Subjects who considered such a response to be appropriate had greater activity in their DLPFC than subjects who considered such a response inappropriate regardless of the costs. The latter reflects absolutistic ideas of morality akin to that identified in the Freudian superego. Indeed, the fact that there was increased DLPFC activity in the subjects who judged the measure to be appropriate suggests an adjustment or reappraisal of the unconditional disapprobation of such an action made by the superego activity occurring in the VMPFC. This supports the native tendency of the latter region to support an absolutistic view of morality similar to that of the Freudian superego unless tempered by the DLPFC ego.

Further confirmation of this hypothesis comes from another study that used the same “crying baby” scenario while disrupting the right DLPFC of subjects. In this case, the disruption via repetitive TMS tended to evoke a self-defeating “nonutilitarian” response in the subjects; that is, the decision to let everyone die, including the baby.

Still further confirmation comes from other studies that demonstrate the role played by the DLPFC in making more flexible moral decisions. In one study subjects evaluated 40 moral and 20 non-moral (control) scenarios to determine whether the action in question was morally right or wrong, and whether, given the costs and benefits of each, they would still do the action in real life even if they thought it to be wrong. Subjects were given MRI scans during the activity.

The results showed increased activity in the DLPFC and in another cortical region, the temporoparietal junction, in subjects who were more flexible in their responses. This study, along with the others cited here, suggests the native tendency of the VMPFC, when not modulated by the DLPFC in concert with other associated regions, to be toward rigidity, and thus akin to the Freudian superego.

The DLPFC as Ego

The aforementioned reappraisal activity of the DLPFC is akin to the function of the Freudian ego. The DLPFC is also associated with inductive reasoning, which involves making logical inferences about the external world. It has a role in forming rules based on experience (“All lemons are sour”) and in applying these rules (avoiding sucking the lemon). Consequently, its profile renders it a viable candidate for ego function.

It has the capacity for meta-cognition, thinking about its own thinking and perceptual activities, which is requisite to recognizing one’s own existence as a “self.”

It has also been shown to be active when subjects attempt to exercise “self-control” over eating unhealthy foods. In the case of individuals with good self-control, when activity in the DLPFC increases, activity in the VMPFC decreases, confirming the role of the former in self-control.

This is not to discount the role of other regions of the brain in constraining the VMPFC in moral decision-making. For example, some studies have suggested that the anterior cingulate cortex (ACC) may also play a role in moral conflict detection or control. So, it would be an oversimplification to claim that the DLPFC comprises the ego or self, independent of a multi-functional, integrated set of neural networks throughout various other cortical regions of the brain. Nevertheless, it appears that the DLPFC plays a major role in modulating the DLPFC in moral decision-making toward greater flexibility. In the Freudian context, this may be interpreted as modulating the superego in its relation to the id in concert with external reality.

Conclusion

As more data becomes available, the analysis presented here may be further confirmed, or not. However, based on the studies introduced here, the case for the Freudian brain is compelling. While the implications of this tentative analysis have yet to be explored, the psychodynamic role played by Freud’s theory of the human psyche in psychoanalysis and other psychotherapeutic modalities is substantial and therefore the implications for treatment should not be underestimated. For example, problems of ego strength may track problems in the functioning of the DLPFC, or related structures. This may, in turn, suggest modalities of treatment that target this area of the brain. With advancing knowledge of how these neural circuits operate, such information may prove valuable in advancing the treatment of mental disorders.

What to work on
1. Translate this sentence from the passage on the Freudian brain into Spanish: "The DLPFC is also associated with inductive reasoning, which involves making logical inferences about the external world."
2. In the passage on the Freudian brain, how many moral and non-moral scenarios did subjects evaluate in the study on flexible moral decisions?
3. From the passage on the Freudian brain, write out the part from "The DLPFC as" to "for ego function.".

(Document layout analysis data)
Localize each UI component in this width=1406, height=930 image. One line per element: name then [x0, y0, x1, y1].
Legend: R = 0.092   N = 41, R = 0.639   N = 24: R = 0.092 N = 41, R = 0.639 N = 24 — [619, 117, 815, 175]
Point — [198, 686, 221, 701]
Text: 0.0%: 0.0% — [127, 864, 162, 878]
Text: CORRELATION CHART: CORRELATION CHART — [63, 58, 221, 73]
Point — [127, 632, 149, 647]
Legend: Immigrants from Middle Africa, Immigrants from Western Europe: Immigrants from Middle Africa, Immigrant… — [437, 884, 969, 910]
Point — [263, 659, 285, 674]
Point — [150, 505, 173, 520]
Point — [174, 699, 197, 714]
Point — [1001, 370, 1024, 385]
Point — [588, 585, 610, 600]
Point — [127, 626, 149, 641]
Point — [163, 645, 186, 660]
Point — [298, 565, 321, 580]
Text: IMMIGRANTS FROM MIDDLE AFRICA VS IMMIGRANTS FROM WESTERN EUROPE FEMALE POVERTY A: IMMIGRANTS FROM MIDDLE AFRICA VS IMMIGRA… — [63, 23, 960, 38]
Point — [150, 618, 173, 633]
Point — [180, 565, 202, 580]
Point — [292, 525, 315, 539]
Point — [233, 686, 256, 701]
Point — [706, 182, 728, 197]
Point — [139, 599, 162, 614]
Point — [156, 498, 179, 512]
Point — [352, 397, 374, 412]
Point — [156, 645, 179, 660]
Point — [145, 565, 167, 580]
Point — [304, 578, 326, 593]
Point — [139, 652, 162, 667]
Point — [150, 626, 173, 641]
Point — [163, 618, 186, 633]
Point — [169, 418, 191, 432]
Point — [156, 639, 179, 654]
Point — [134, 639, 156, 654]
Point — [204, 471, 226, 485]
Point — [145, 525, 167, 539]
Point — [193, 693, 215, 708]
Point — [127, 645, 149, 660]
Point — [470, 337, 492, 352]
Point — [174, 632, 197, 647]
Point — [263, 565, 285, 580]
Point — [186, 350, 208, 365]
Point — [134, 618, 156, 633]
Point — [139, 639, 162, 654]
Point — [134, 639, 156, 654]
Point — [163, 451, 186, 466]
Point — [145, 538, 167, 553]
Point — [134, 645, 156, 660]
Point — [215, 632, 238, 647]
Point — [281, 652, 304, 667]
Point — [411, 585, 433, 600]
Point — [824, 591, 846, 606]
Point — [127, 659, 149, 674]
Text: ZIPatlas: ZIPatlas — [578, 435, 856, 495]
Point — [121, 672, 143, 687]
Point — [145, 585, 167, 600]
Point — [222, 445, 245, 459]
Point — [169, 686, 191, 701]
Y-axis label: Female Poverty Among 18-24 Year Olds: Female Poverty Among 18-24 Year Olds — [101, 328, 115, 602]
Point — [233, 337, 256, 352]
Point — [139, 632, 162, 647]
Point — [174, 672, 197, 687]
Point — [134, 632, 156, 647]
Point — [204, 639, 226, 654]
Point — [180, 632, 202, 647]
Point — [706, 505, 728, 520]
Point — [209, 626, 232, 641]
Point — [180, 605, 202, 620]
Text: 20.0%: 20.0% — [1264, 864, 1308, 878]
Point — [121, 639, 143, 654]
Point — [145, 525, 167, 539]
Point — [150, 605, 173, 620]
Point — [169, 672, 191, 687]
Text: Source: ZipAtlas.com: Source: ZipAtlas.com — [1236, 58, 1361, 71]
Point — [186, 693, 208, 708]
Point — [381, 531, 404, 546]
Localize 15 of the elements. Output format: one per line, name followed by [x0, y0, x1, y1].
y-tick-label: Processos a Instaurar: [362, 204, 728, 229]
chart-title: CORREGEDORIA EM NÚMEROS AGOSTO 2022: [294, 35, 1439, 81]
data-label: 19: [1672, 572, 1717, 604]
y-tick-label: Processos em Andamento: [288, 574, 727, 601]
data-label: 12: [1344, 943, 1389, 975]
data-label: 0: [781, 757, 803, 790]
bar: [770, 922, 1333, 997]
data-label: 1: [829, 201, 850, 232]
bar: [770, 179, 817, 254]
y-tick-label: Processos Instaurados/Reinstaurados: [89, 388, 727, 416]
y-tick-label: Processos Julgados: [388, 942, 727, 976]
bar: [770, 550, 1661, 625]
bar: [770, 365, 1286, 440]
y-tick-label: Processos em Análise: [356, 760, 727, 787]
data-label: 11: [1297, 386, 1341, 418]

Responses by item number
1. La DLPFC también se asocia con el razonamiento inductivo, que consiste en hacer inferencias lógicas sobre el mundo externo.

2. They evaluated 40 moral and 20 non-moral (control) scenarios.

3.
The DLPFC as Ego

The aforementioned reappraisal activity of the DLPFC is akin to the function of the Freudian ego. The DLPFC is also associated with inductive reasoning, which involves making logical inferences about the external world. It has a role in forming rules based on experience (“All lemons are sour”) and in applying these rules (avoiding sucking the lemon). Consequently, its profile renders it a viable candidate for ego function.